[Figure content listings]
--------------------
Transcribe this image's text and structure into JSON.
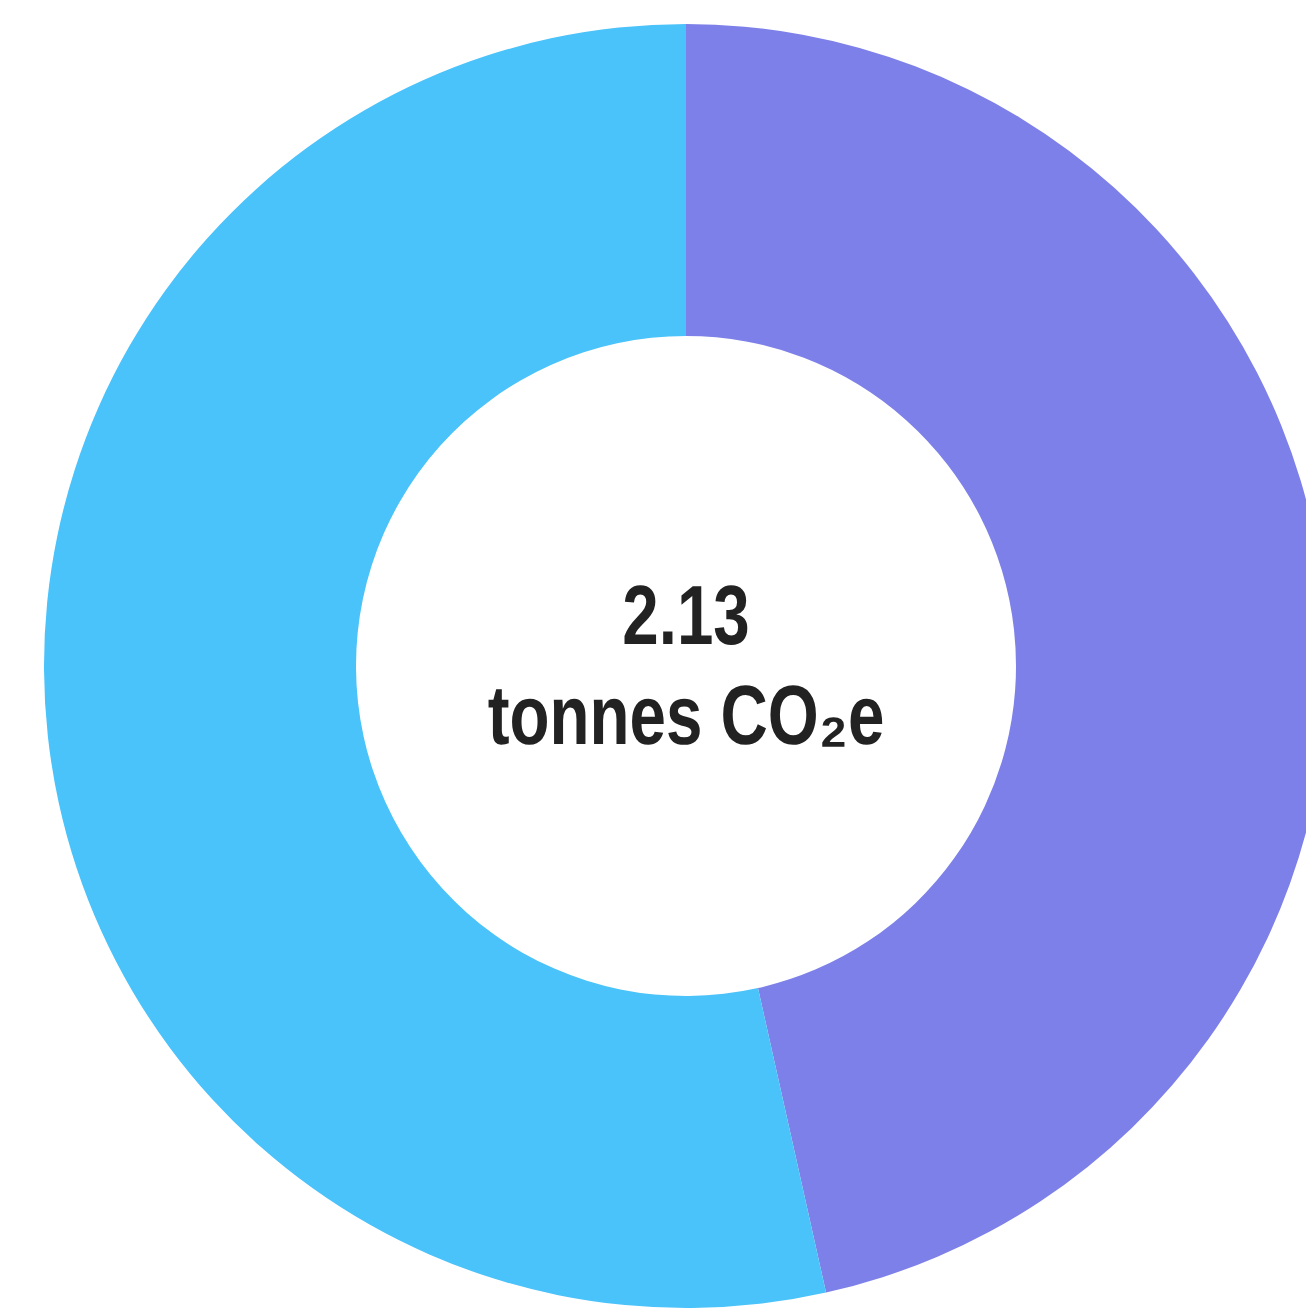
{
  "chart_data": {
    "type": "donut",
    "categories": [
      null,
      null
    ],
    "values": [
      46.5,
      53.5
    ],
    "colors": [
      "#7d80e8",
      "#4ac2fa"
    ],
    "annotations": [
      "2.13",
      "tonnes CO₂e"
    ]
  }
}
--------------------
What to work on —
Each record above must be returned exactly as written, with its pictures omitted.

Written answer —
Transcribe this image's text and structure into JSON.
{
  "chart_data": {
    "type": "donut",
    "categories": [
      null,
      null
    ],
    "values": [
      46.5,
      53.5
    ],
    "colors": [
      "#7d80e8",
      "#4ac2fa"
    ],
    "annotations": [
      "2.13",
      "tonnes CO₂e"
    ]
  }
}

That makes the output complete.